MATERIAL SUPPLIED

+++++

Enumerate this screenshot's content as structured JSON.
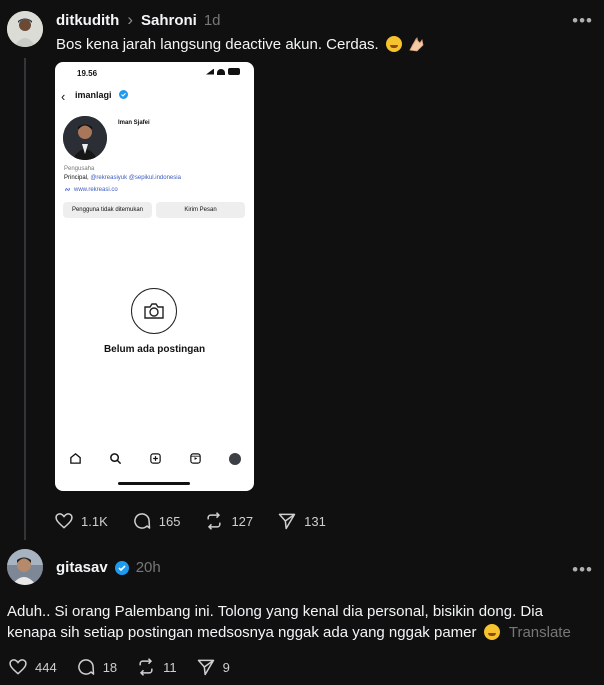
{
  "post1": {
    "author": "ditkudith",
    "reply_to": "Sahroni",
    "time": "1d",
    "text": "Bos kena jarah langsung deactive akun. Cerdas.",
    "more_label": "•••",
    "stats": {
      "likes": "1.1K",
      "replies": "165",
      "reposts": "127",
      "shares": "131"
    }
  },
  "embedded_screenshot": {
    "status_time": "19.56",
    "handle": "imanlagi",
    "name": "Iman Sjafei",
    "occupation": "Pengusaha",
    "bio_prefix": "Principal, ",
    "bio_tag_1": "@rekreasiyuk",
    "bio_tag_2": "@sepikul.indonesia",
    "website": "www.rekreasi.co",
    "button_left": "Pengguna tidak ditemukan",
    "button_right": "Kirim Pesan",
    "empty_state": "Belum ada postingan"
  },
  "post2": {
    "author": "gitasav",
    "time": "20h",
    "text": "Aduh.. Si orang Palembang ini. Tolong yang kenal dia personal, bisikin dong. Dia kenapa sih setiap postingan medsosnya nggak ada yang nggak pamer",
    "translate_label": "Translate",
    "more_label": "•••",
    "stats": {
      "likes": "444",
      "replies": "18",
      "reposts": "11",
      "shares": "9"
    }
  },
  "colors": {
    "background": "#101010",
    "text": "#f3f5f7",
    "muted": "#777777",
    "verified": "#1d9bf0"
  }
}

+++++

GIVEN PROBLEM
Count every line in the data that contains the word "text", then give that count and nothing else.

RESULT
3